• [EXERCISE DETAILS]
Pick every line from the data below that contains the string "habitants" and copy it.

• [PROVIDED MATERIAL]
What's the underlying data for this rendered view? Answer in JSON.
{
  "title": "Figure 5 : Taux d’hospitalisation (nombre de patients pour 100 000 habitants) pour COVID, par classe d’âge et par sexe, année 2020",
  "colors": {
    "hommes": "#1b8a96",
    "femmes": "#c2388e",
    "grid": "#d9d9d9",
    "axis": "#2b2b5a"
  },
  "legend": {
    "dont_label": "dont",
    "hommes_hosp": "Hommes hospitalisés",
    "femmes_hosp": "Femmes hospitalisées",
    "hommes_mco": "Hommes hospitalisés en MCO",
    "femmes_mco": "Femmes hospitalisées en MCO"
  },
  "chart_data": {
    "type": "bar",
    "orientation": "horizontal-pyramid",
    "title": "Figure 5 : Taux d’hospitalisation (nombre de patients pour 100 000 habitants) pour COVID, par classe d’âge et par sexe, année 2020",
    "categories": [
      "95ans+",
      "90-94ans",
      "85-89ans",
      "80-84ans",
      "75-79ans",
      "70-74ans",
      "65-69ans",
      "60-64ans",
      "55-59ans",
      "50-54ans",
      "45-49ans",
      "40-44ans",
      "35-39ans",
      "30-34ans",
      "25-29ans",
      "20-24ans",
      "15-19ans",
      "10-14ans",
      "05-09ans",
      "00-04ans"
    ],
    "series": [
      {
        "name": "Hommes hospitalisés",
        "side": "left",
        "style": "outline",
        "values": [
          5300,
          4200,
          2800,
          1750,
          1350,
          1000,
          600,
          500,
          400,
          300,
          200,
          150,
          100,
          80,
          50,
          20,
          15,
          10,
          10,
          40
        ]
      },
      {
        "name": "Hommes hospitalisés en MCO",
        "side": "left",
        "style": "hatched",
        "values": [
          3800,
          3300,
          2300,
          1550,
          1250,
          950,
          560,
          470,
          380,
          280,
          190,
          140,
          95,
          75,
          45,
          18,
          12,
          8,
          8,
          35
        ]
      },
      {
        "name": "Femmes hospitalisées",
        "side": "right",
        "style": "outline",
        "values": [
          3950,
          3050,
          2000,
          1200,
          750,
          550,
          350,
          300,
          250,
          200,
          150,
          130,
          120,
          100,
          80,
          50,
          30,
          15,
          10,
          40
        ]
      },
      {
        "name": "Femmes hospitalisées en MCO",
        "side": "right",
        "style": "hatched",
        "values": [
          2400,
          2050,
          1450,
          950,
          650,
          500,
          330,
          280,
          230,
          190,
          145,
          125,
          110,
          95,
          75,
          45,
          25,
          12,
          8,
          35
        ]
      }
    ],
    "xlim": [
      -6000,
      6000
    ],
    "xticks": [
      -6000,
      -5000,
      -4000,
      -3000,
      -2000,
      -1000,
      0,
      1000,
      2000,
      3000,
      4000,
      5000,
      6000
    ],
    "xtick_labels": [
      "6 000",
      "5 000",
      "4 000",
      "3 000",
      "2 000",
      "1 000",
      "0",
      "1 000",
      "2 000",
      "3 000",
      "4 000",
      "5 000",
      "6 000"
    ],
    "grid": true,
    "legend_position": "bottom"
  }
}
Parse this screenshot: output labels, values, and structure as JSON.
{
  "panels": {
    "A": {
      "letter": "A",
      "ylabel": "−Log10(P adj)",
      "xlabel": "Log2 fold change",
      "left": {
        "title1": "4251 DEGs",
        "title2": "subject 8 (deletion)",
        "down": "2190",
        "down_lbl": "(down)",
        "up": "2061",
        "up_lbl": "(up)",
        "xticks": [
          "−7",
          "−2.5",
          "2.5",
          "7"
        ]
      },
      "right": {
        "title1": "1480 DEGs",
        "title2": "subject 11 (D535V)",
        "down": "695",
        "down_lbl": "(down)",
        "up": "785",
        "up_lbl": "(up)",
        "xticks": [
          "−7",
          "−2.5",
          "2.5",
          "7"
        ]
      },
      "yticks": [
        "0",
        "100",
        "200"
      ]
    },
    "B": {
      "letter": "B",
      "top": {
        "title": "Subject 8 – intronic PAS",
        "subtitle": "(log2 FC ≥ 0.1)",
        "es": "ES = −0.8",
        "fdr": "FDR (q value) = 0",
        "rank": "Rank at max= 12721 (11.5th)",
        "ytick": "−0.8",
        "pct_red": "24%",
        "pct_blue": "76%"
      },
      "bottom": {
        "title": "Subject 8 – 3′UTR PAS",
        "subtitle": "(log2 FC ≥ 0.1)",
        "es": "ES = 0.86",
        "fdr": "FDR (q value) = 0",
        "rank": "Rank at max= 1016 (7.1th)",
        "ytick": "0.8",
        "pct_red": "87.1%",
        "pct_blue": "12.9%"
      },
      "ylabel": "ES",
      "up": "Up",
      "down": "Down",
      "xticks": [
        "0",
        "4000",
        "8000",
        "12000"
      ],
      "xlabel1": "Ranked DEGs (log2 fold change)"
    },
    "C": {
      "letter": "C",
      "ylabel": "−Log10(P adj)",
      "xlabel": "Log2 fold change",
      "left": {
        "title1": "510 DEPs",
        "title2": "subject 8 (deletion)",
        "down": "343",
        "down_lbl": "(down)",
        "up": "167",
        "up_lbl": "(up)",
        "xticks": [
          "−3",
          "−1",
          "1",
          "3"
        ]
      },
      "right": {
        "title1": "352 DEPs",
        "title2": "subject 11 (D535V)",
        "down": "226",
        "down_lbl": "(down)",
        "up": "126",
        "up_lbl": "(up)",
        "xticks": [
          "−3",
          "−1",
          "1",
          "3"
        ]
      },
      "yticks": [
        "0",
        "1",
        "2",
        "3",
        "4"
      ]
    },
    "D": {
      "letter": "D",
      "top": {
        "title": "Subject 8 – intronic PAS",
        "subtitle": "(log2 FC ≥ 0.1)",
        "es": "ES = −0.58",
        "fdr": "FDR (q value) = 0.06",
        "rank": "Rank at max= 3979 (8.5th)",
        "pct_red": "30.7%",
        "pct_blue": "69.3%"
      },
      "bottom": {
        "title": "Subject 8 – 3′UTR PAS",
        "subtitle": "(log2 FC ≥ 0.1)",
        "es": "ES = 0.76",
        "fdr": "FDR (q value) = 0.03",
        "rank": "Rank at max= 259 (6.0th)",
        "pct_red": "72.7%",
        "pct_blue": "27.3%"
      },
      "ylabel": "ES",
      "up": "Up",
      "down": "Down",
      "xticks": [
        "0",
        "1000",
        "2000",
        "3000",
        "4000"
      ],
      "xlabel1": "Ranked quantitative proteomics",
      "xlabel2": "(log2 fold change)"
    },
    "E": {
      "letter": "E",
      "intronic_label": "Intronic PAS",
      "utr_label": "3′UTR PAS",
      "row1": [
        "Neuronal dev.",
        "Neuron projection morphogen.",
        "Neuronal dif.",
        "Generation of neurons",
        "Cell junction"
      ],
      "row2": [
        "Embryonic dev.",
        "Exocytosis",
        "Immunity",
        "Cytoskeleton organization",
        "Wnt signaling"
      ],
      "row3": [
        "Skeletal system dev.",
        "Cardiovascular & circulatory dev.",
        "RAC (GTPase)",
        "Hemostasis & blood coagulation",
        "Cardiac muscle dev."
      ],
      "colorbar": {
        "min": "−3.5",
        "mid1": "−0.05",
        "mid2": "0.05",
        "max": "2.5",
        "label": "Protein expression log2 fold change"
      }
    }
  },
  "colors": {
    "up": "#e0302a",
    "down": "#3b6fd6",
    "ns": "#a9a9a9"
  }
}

• [OUTPUT FOR THIS TASK]
  "title": "Figure 5 : Taux d’hospitalisation (nombre de patients pour 100 000 habitants) pour COVID, par classe d’âge et par sexe, année 2020",
    "title": "Figure 5 : Taux d’hospitalisation (nombre de patients pour 100 000 habitants) pour COVID, par classe d’âge et par sexe, année 2020",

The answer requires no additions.